**STATED PROBLEM:**
Lift out each line of the data that holds "μονάχα".

[Data entries]
--
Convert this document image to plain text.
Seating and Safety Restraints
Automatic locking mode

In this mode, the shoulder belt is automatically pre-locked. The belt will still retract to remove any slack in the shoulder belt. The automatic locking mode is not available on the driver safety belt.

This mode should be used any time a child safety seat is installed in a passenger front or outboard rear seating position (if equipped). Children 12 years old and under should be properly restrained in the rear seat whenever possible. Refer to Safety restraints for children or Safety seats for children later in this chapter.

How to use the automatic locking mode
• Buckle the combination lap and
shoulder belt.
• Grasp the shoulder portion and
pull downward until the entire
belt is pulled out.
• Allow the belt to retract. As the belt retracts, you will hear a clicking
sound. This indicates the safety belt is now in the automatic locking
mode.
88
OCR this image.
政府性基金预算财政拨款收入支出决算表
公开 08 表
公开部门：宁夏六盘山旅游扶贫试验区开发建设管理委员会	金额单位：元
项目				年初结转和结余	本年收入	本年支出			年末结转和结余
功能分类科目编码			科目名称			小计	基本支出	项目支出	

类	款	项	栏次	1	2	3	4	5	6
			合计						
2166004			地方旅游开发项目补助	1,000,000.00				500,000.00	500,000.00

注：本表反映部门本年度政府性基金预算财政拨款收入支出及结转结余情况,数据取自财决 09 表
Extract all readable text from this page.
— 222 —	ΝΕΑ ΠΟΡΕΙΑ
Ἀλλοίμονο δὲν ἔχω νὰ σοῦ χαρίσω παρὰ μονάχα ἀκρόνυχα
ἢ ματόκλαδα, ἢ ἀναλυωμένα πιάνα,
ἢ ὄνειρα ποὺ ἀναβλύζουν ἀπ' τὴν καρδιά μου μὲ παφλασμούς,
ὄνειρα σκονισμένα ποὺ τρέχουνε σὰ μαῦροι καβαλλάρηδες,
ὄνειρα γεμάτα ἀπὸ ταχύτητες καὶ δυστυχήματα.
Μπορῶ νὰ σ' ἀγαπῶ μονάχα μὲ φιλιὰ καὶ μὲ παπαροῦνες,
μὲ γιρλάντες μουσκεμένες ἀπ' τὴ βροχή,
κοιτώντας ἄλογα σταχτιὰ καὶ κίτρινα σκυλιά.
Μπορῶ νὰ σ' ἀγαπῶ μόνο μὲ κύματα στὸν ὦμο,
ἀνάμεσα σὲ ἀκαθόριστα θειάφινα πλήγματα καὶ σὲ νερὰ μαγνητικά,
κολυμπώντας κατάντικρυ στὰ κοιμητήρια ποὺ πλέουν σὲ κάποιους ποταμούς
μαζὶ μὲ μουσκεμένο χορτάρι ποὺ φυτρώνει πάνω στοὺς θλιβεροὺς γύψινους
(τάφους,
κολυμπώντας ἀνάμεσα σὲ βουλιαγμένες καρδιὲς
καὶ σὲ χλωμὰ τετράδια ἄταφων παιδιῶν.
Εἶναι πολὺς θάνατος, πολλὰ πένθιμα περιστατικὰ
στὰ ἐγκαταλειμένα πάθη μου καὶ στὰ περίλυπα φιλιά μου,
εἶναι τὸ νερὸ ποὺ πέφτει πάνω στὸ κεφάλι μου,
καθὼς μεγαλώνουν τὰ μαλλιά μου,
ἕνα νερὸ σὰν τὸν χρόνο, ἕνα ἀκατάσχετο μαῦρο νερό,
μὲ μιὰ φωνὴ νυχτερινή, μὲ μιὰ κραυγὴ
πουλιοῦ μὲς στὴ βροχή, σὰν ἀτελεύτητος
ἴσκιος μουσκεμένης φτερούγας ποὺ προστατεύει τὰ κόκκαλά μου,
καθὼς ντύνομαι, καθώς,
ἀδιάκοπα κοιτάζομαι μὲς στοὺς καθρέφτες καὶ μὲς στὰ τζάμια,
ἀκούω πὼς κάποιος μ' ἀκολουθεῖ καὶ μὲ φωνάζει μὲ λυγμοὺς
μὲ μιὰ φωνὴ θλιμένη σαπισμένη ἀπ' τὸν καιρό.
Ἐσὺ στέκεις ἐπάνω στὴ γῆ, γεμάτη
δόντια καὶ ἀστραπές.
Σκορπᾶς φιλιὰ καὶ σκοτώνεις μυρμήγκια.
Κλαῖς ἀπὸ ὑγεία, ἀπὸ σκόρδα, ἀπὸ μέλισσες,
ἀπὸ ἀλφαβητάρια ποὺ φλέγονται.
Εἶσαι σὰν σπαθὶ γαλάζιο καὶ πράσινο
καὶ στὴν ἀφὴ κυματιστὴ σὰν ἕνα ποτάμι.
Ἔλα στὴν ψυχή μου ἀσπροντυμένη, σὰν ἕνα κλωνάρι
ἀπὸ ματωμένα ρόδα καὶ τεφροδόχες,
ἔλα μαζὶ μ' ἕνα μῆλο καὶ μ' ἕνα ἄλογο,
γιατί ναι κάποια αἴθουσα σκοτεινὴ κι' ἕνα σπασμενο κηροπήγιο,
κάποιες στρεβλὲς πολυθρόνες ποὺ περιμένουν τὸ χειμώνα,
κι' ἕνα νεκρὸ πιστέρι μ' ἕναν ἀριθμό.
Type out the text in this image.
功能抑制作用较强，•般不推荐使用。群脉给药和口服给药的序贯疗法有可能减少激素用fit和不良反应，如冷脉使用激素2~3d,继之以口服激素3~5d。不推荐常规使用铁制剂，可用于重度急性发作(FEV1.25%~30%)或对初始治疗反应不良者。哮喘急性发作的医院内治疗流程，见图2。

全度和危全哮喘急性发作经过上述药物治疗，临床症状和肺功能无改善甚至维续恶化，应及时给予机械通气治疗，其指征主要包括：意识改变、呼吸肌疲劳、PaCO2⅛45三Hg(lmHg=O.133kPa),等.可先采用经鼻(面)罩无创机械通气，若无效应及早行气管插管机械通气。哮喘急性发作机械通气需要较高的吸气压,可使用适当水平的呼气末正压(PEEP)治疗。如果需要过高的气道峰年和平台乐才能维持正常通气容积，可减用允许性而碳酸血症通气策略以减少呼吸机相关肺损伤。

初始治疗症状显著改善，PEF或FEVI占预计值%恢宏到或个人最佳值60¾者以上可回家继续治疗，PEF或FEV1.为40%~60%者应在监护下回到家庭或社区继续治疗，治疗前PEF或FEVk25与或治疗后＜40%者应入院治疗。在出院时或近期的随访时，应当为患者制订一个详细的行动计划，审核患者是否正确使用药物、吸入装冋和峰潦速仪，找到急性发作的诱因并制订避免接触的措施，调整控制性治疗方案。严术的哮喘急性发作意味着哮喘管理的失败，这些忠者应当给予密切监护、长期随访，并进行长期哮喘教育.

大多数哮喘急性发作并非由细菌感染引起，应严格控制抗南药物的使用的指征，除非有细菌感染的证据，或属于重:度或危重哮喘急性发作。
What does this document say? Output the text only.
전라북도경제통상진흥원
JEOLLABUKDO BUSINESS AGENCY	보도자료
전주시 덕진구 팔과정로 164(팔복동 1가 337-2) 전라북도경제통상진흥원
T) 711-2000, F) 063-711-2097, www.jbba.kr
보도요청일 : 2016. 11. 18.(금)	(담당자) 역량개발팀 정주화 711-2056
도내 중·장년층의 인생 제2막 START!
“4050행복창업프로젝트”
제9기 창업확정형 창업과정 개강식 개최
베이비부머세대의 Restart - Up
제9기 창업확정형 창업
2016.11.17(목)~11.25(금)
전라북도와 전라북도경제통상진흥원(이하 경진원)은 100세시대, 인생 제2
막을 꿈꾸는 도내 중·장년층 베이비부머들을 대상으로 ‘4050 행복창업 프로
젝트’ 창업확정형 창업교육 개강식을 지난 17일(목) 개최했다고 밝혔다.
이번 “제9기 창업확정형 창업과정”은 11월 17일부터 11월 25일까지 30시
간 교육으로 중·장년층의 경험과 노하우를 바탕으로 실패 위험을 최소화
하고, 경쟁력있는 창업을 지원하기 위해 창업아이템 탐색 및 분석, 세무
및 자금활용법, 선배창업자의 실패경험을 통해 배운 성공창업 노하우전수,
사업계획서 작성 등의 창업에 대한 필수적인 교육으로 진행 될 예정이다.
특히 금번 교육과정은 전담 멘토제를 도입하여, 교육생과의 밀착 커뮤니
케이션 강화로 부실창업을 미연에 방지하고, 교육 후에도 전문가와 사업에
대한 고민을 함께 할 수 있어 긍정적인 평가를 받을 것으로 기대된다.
--
**SOLUTION:**
Ἀλλοίμονο δὲν ἔχω νὰ σοῦ χαρίσω παρὰ μονάχα ἀκρόνυχα
Μπορῶ νὰ σ' ἀγαπῶ μονάχα μὲ φιλιὰ καὶ μὲ παπαροῦνες,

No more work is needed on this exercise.